● **Data for the task**:
════════

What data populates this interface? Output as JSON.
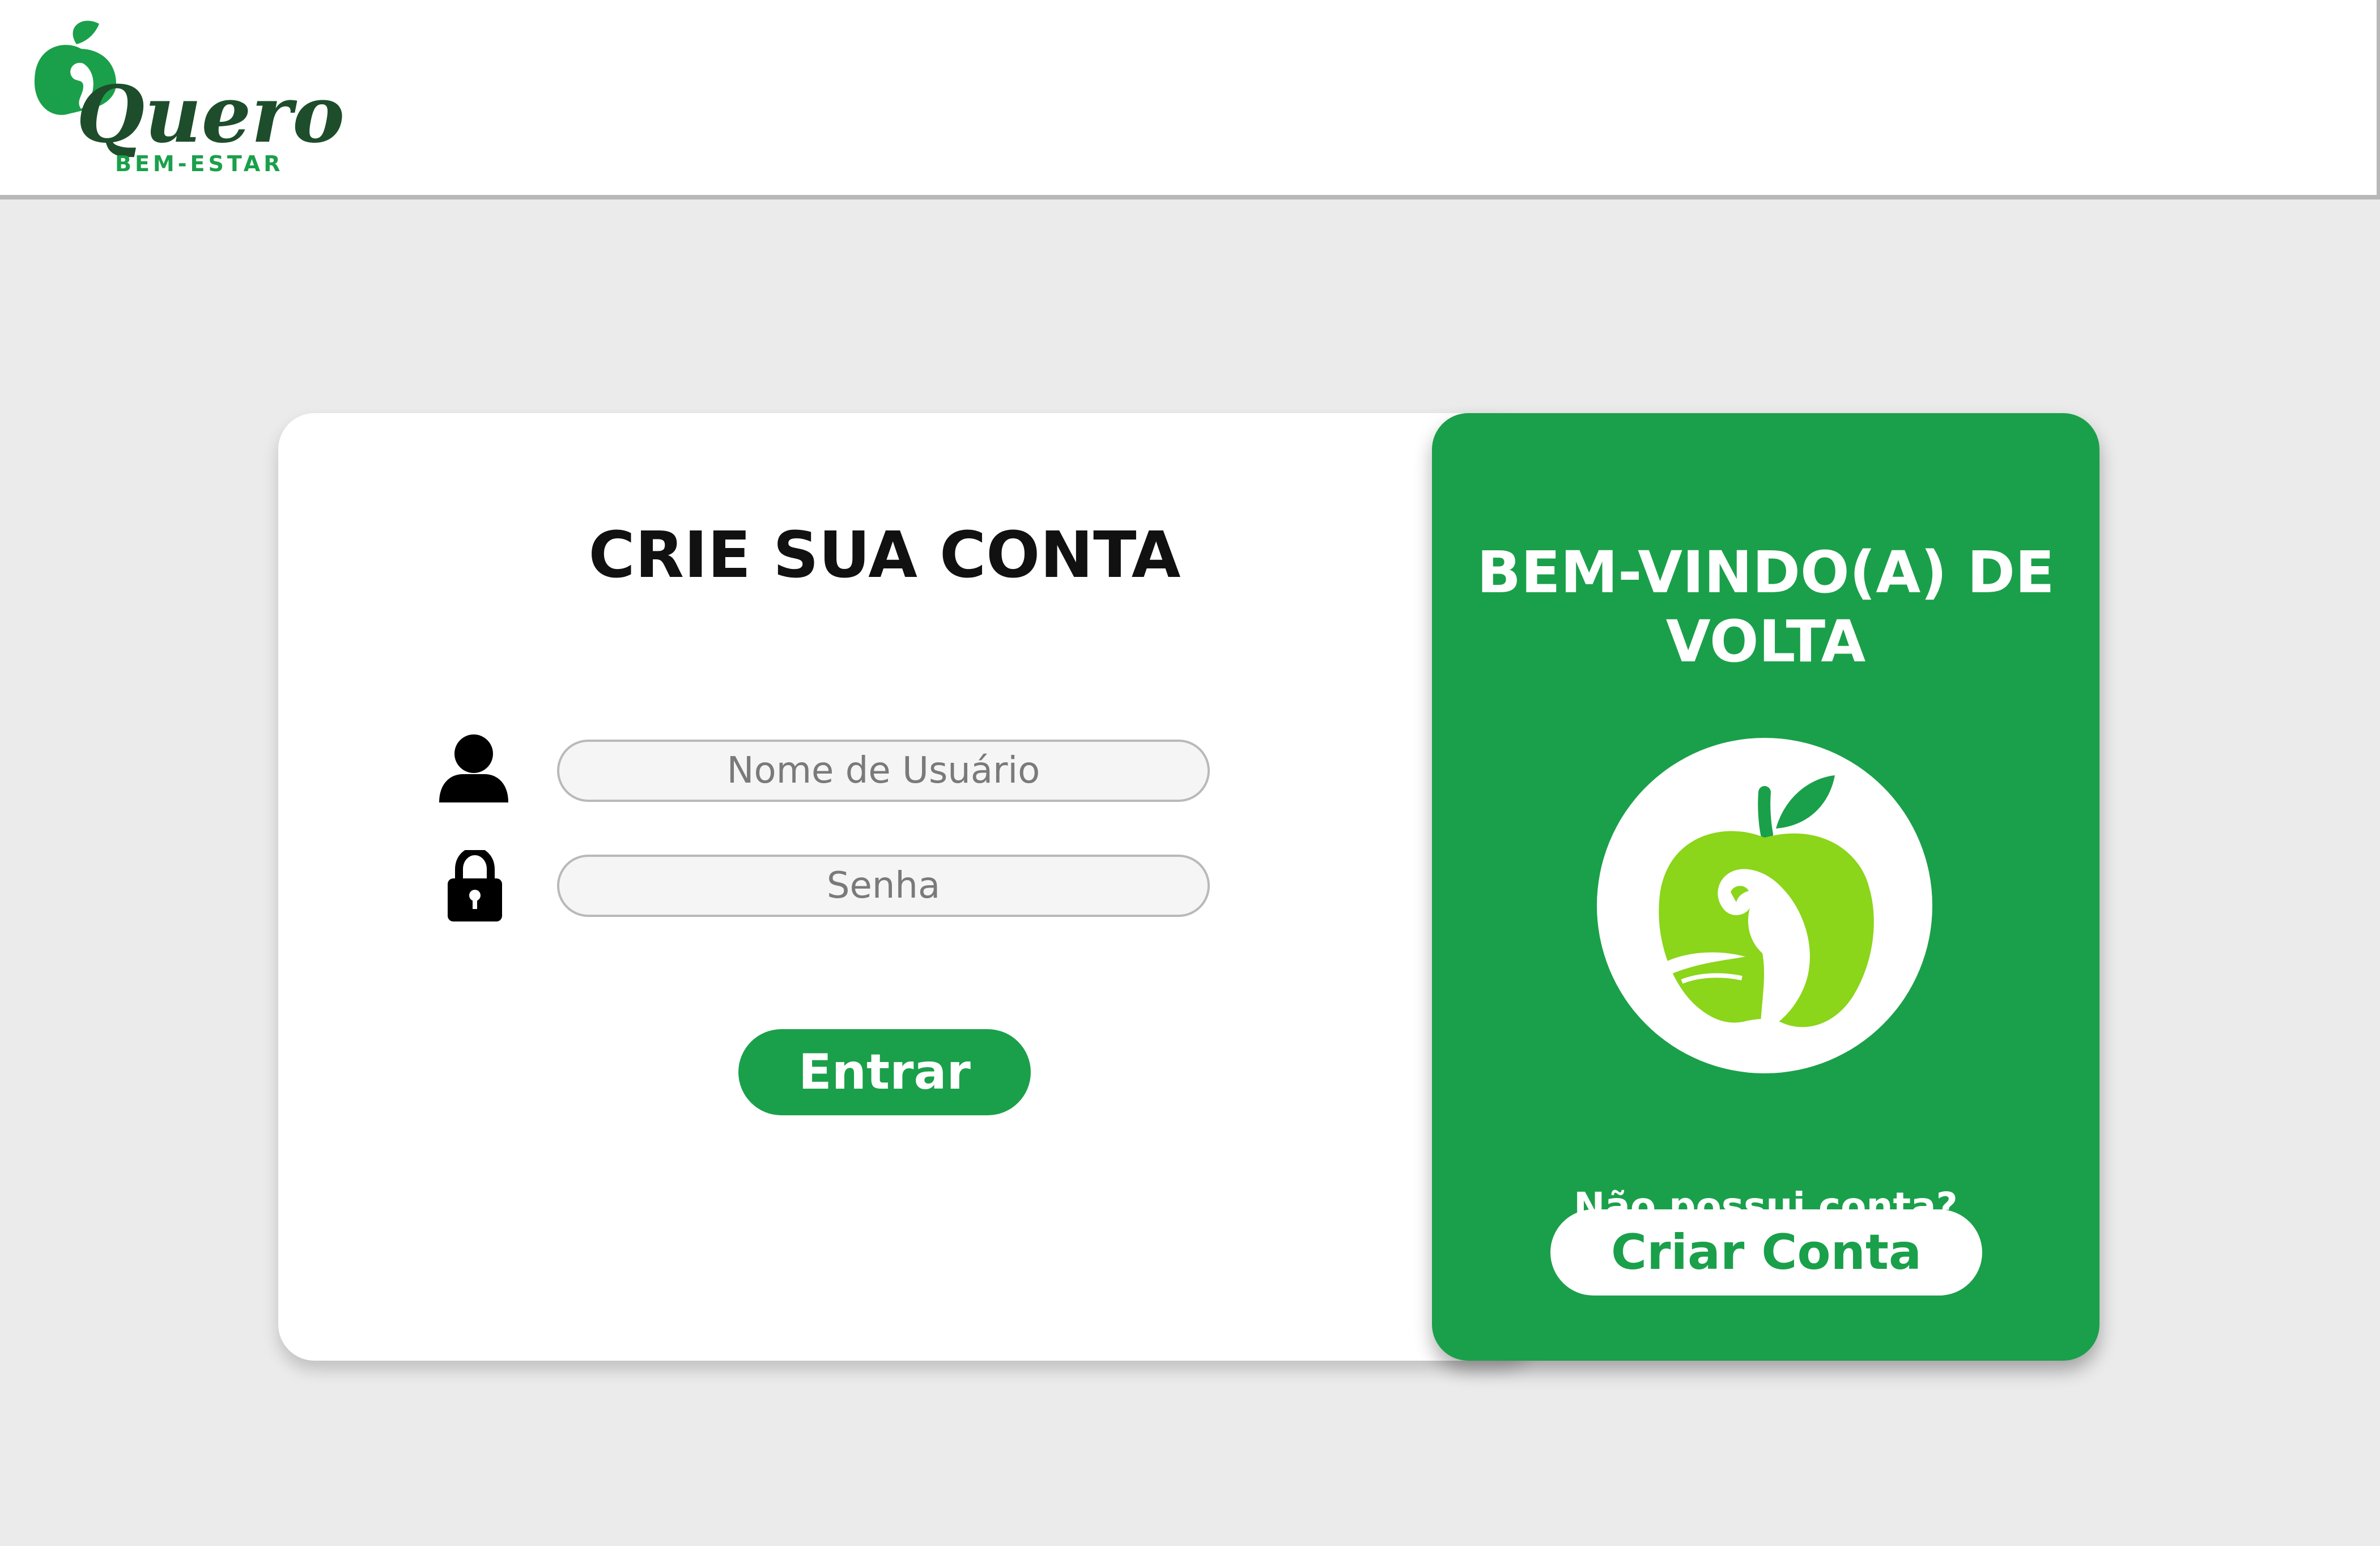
{
  "brand": {
    "logo_name": "Quero",
    "logo_tagline": "BEM-ESTAR",
    "colors": {
      "green": "#1aa04a",
      "dark_green": "#1e4d2b",
      "lime": "#8bd51a"
    }
  },
  "login": {
    "title": "CRIE SUA CONTA",
    "username_placeholder": "Nome de Usuário",
    "password_placeholder": "Senha",
    "submit_label": "Entrar",
    "icons": [
      "user-icon",
      "lock-icon"
    ]
  },
  "side_panel": {
    "title": "BEM-VINDO(A) DE VOLTA",
    "prompt": "Não possui conta?",
    "create_label": "Criar Conta",
    "emblem_icon": "apple-muscle-icon"
  }
}
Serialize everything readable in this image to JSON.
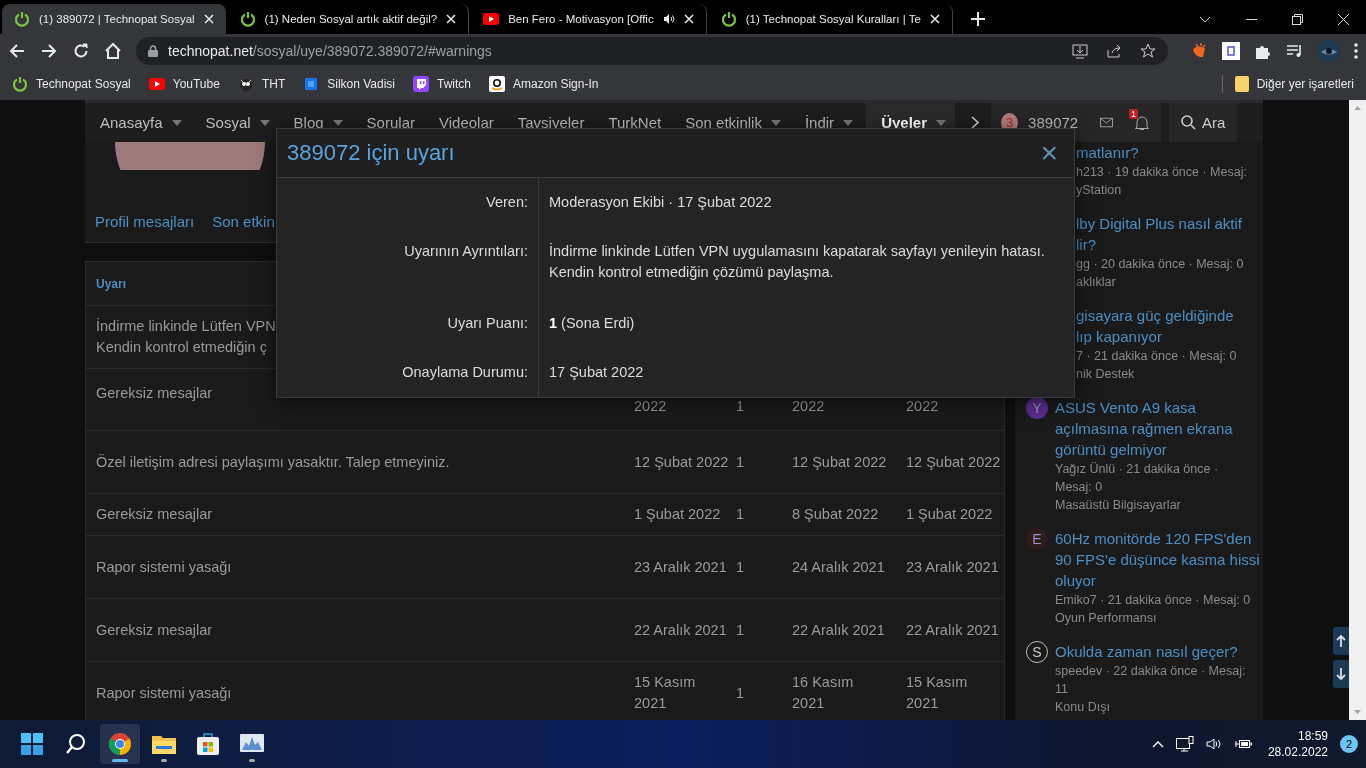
{
  "browser": {
    "tabs": [
      {
        "title": "(1) 389072 | Technopat Sosyal",
        "selected": true,
        "audio": false
      },
      {
        "title": "(1) Neden Sosyal artık aktif değil?",
        "selected": false,
        "audio": false
      },
      {
        "title": "Ben Fero - Motivasyon [Offic",
        "selected": false,
        "audio": true
      },
      {
        "title": "(1) Technopat Sosyal Kuralları | Te",
        "selected": false,
        "audio": false
      }
    ],
    "address": {
      "host": "technopat.net",
      "path": "/sosyal/uye/389072.389072/#warnings"
    },
    "bookmarks": [
      {
        "label": "Technopat Sosyal"
      },
      {
        "label": "YouTube"
      },
      {
        "label": "THT"
      },
      {
        "label": "Silkon Vadisi"
      },
      {
        "label": "Twitch"
      },
      {
        "label": "Amazon Sign-In"
      }
    ],
    "other_bookmarks": "Diğer yer işaretleri"
  },
  "nav": {
    "items": [
      {
        "label": "Anasayfa",
        "dropdown": true,
        "selected": false
      },
      {
        "label": "Sosyal",
        "dropdown": true,
        "selected": false
      },
      {
        "label": "Blog",
        "dropdown": true,
        "selected": false
      },
      {
        "label": "Sorular",
        "dropdown": false,
        "selected": false
      },
      {
        "label": "Videolar",
        "dropdown": false,
        "selected": false
      },
      {
        "label": "Tavsiyeler",
        "dropdown": false,
        "selected": false
      },
      {
        "label": "TurkNet",
        "dropdown": false,
        "selected": false
      },
      {
        "label": "Son etkinlik",
        "dropdown": true,
        "selected": false
      },
      {
        "label": "İndir",
        "dropdown": true,
        "selected": false
      },
      {
        "label": "Üyeler",
        "dropdown": true,
        "selected": true
      }
    ],
    "user": {
      "avatar": "3",
      "name": "389072"
    },
    "alerts": "1",
    "search": "Ara"
  },
  "profile": {
    "tabs": [
      "Profil mesajları",
      "Son etkin"
    ]
  },
  "warnings": {
    "heading": "Uyarı",
    "rows": [
      {
        "title_lines": [
          "İndirme linkinde Lütfen VPN",
          "Kendin kontrol etmediğin ç"
        ],
        "cells": []
      },
      {
        "title_lines": [
          "Gereksiz mesajlar"
        ],
        "cells": [
          "2022",
          "1",
          "2022",
          "2022"
        ]
      },
      {
        "title_lines": [
          "Özel iletişim adresi paylaşımı yasaktır. Talep etmeyiniz."
        ],
        "cells": [
          "12 Şubat 2022",
          "1",
          "12 Şubat 2022",
          "12 Şubat 2022"
        ]
      },
      {
        "title_lines": [
          "Gereksiz mesajlar"
        ],
        "cells": [
          "1 Şubat 2022",
          "1",
          "8 Şubat 2022",
          "1 Şubat 2022"
        ]
      },
      {
        "title_lines": [
          "Rapor sistemi yasağı"
        ],
        "cells": [
          "23 Aralık 2021",
          "1",
          "24 Aralık 2021",
          "23 Aralık 2021"
        ]
      },
      {
        "title_lines": [
          "Gereksiz mesajlar"
        ],
        "cells": [
          "22 Aralık 2021",
          "1",
          "22 Aralık 2021",
          "22 Aralık 2021"
        ]
      },
      {
        "title_lines": [
          "Rapor sistemi yasağı"
        ],
        "cells": [
          "15 Kasım 2021",
          "1",
          "16 Kasım 2021",
          "15 Kasım 2021"
        ]
      }
    ]
  },
  "sidebar": {
    "threads": [
      {
        "kind": "partial",
        "title_lines": [
          "matlanır?"
        ],
        "meta_lines": [
          "h213 · 19 dakika önce · Mesaj:"
        ],
        "forum": "yStation"
      },
      {
        "kind": "partial",
        "title_lines": [
          "lby Digital Plus nasıl aktif",
          "lir?"
        ],
        "meta_lines": [
          "gg · 20 dakika önce · Mesaj: 0"
        ],
        "forum": "aklıklar"
      },
      {
        "kind": "partial",
        "title_lines": [
          "gisayara güç geldiğinde",
          "lıp kapanıyor"
        ],
        "meta_lines": [
          "7 · 21 dakika önce · Mesaj: 0"
        ],
        "forum": "nik Destek"
      },
      {
        "kind": "full",
        "avatar": "Y",
        "color": "#5a2d91",
        "outlined": false,
        "title_lines": [
          "ASUS Vento A9 kasa",
          "açılmasına rağmen ekrana",
          "görüntü gelmiyor"
        ],
        "meta_lines": [
          "Yağız Ünlü · 21 dakika önce ·",
          "Mesaj: 0"
        ],
        "forum": "Masaüstü Bilgisayarlar"
      },
      {
        "kind": "full",
        "avatar": "E",
        "color": "#2e1b1b",
        "outlined": false,
        "title_lines": [
          "60Hz monitörde 120 FPS'den",
          "90 FPS'e düşünce kasma hissi",
          "oluyor"
        ],
        "meta_lines": [
          "Emiko7 · 21 dakika önce · Mesaj: 0"
        ],
        "forum": "Oyun Performansı"
      },
      {
        "kind": "full",
        "avatar": "S",
        "color": "#1a1a1a",
        "outlined": true,
        "title_lines": [
          "Okulda zaman nasıl geçer?"
        ],
        "meta_lines": [
          "speedev · 22 dakika önce · Mesaj:",
          "11"
        ],
        "forum": "Konu Dışı"
      }
    ]
  },
  "modal": {
    "title": "389072 için uyarı",
    "close": "×",
    "rows": [
      {
        "label": "Veren:",
        "value": "Moderasyon Ekibi · 17 Şubat 2022"
      },
      {
        "label": "Uyarının Ayrıntıları:",
        "value": "İndirme linkinde Lütfen VPN uygulamasını kapatarak sayfayı yenileyin hatası. Kendin kontrol etmediğin çözümü paylaşma."
      },
      {
        "label": "Uyarı Puanı:",
        "value": "**1** (Sona Erdi)"
      },
      {
        "label": "Onaylama Durumu:",
        "value": "17 Şubat 2022"
      }
    ]
  },
  "taskbar": {
    "apps": [
      {
        "open": false,
        "selected": false
      },
      {
        "open": false,
        "selected": false
      },
      {
        "open": true,
        "selected": true
      },
      {
        "open": true,
        "selected": false
      },
      {
        "open": false,
        "selected": false
      },
      {
        "open": true,
        "selected": false
      }
    ],
    "time": "18:59",
    "date": "28.02.2022",
    "notifications": "2"
  }
}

════════

● **Task instructions**: Write out all the entries exactly, except for the pictures.

● **Complete output**:
What data populates this interface? Output as JSON.
{
  "brand": {
    "logo_name": "Quero",
    "logo_tagline": "BEM-ESTAR",
    "colors": {
      "green": "#1aa04a",
      "dark_green": "#1e4d2b",
      "lime": "#8bd51a"
    }
  },
  "login": {
    "title": "CRIE SUA CONTA",
    "username_placeholder": "Nome de Usuário",
    "password_placeholder": "Senha",
    "submit_label": "Entrar",
    "icons": [
      "user-icon",
      "lock-icon"
    ]
  },
  "side_panel": {
    "title": "BEM-VINDO(A) DE VOLTA",
    "prompt": "Não possui conta?",
    "create_label": "Criar Conta",
    "emblem_icon": "apple-muscle-icon"
  }
}
Serialize everything readable in this image to JSON.
{
  "browser": {
    "tabs": [
      {
        "title": "(1) 389072 | Technopat Sosyal",
        "selected": true,
        "audio": false
      },
      {
        "title": "(1) Neden Sosyal artık aktif değil?",
        "selected": false,
        "audio": false
      },
      {
        "title": "Ben Fero - Motivasyon [Offic",
        "selected": false,
        "audio": true
      },
      {
        "title": "(1) Technopat Sosyal Kuralları | Te",
        "selected": false,
        "audio": false
      }
    ],
    "address": {
      "host": "technopat.net",
      "path": "/sosyal/uye/389072.389072/#warnings"
    },
    "bookmarks": [
      {
        "label": "Technopat Sosyal"
      },
      {
        "label": "YouTube"
      },
      {
        "label": "THT"
      },
      {
        "label": "Silkon Vadisi"
      },
      {
        "label": "Twitch"
      },
      {
        "label": "Amazon Sign-In"
      }
    ],
    "other_bookmarks": "Diğer yer işaretleri"
  },
  "nav": {
    "items": [
      {
        "label": "Anasayfa",
        "dropdown": true,
        "selected": false
      },
      {
        "label": "Sosyal",
        "dropdown": true,
        "selected": false
      },
      {
        "label": "Blog",
        "dropdown": true,
        "selected": false
      },
      {
        "label": "Sorular",
        "dropdown": false,
        "selected": false
      },
      {
        "label": "Videolar",
        "dropdown": false,
        "selected": false
      },
      {
        "label": "Tavsiyeler",
        "dropdown": false,
        "selected": false
      },
      {
        "label": "TurkNet",
        "dropdown": false,
        "selected": false
      },
      {
        "label": "Son etkinlik",
        "dropdown": true,
        "selected": false
      },
      {
        "label": "İndir",
        "dropdown": true,
        "selected": false
      },
      {
        "label": "Üyeler",
        "dropdown": true,
        "selected": true
      }
    ],
    "user": {
      "avatar": "3",
      "name": "389072"
    },
    "alerts": "1",
    "search": "Ara"
  },
  "profile": {
    "tabs": [
      "Profil mesajları",
      "Son etkin"
    ]
  },
  "warnings": {
    "heading": "Uyarı",
    "rows": [
      {
        "title_lines": [
          "İndirme linkinde Lütfen VPN",
          "Kendin kontrol etmediğin ç"
        ],
        "cells": []
      },
      {
        "title_lines": [
          "Gereksiz mesajlar"
        ],
        "cells": [
          "2022",
          "1",
          "2022",
          "2022"
        ]
      },
      {
        "title_lines": [
          "Özel iletişim adresi paylaşımı yasaktır. Talep etmeyiniz."
        ],
        "cells": [
          "12 Şubat 2022",
          "1",
          "12 Şubat 2022",
          "12 Şubat 2022"
        ]
      },
      {
        "title_lines": [
          "Gereksiz mesajlar"
        ],
        "cells": [
          "1 Şubat 2022",
          "1",
          "8 Şubat 2022",
          "1 Şubat 2022"
        ]
      },
      {
        "title_lines": [
          "Rapor sistemi yasağı"
        ],
        "cells": [
          "23 Aralık 2021",
          "1",
          "24 Aralık 2021",
          "23 Aralık 2021"
        ]
      },
      {
        "title_lines": [
          "Gereksiz mesajlar"
        ],
        "cells": [
          "22 Aralık 2021",
          "1",
          "22 Aralık 2021",
          "22 Aralık 2021"
        ]
      },
      {
        "title_lines": [
          "Rapor sistemi yasağı"
        ],
        "cells": [
          "15 Kasım 2021",
          "1",
          "16 Kasım 2021",
          "15 Kasım 2021"
        ]
      }
    ]
  },
  "sidebar": {
    "threads": [
      {
        "kind": "partial",
        "title_lines": [
          "matlanır?"
        ],
        "meta_lines": [
          "h213 · 19 dakika önce · Mesaj:"
        ],
        "forum": "yStation"
      },
      {
        "kind": "partial",
        "title_lines": [
          "lby Digital Plus nasıl aktif",
          "lir?"
        ],
        "meta_lines": [
          "gg · 20 dakika önce · Mesaj: 0"
        ],
        "forum": "aklıklar"
      },
      {
        "kind": "partial",
        "title_lines": [
          "gisayara güç geldiğinde",
          "lıp kapanıyor"
        ],
        "meta_lines": [
          "7 · 21 dakika önce · Mesaj: 0"
        ],
        "forum": "nik Destek"
      },
      {
        "kind": "full",
        "avatar": "Y",
        "color": "#5a2d91",
        "outlined": false,
        "title_lines": [
          "ASUS Vento A9 kasa",
          "açılmasına rağmen ekrana",
          "görüntü gelmiyor"
        ],
        "meta_lines": [
          "Yağız Ünlü · 21 dakika önce ·",
          "Mesaj: 0"
        ],
        "forum": "Masaüstü Bilgisayarlar"
      },
      {
        "kind": "full",
        "avatar": "E",
        "color": "#2e1b1b",
        "outlined": false,
        "title_lines": [
          "60Hz monitörde 120 FPS'den",
          "90 FPS'e düşünce kasma hissi",
          "oluyor"
        ],
        "meta_lines": [
          "Emiko7 · 21 dakika önce · Mesaj: 0"
        ],
        "forum": "Oyun Performansı"
      },
      {
        "kind": "full",
        "avatar": "S",
        "color": "#1a1a1a",
        "outlined": true,
        "title_lines": [
          "Okulda zaman nasıl geçer?"
        ],
        "meta_lines": [
          "speedev · 22 dakika önce · Mesaj:",
          "11"
        ],
        "forum": "Konu Dışı"
      }
    ]
  },
  "modal": {
    "title": "389072 için uyarı",
    "close": "×",
    "rows": [
      {
        "label": "Veren:",
        "value": "Moderasyon Ekibi · 17 Şubat 2022"
      },
      {
        "label": "Uyarının Ayrıntıları:",
        "value": "İndirme linkinde Lütfen VPN uygulamasını kapatarak sayfayı yenileyin hatası. Kendin kontrol etmediğin çözümü paylaşma."
      },
      {
        "label": "Uyarı Puanı:",
        "value": "**1** (Sona Erdi)"
      },
      {
        "label": "Onaylama Durumu:",
        "value": "17 Şubat 2022"
      }
    ]
  },
  "taskbar": {
    "apps": [
      {
        "open": false,
        "selected": false
      },
      {
        "open": false,
        "selected": false
      },
      {
        "open": true,
        "selected": true
      },
      {
        "open": true,
        "selected": false
      },
      {
        "open": false,
        "selected": false
      },
      {
        "open": true,
        "selected": false
      }
    ],
    "time": "18:59",
    "date": "28.02.2022",
    "notifications": "2"
  }
}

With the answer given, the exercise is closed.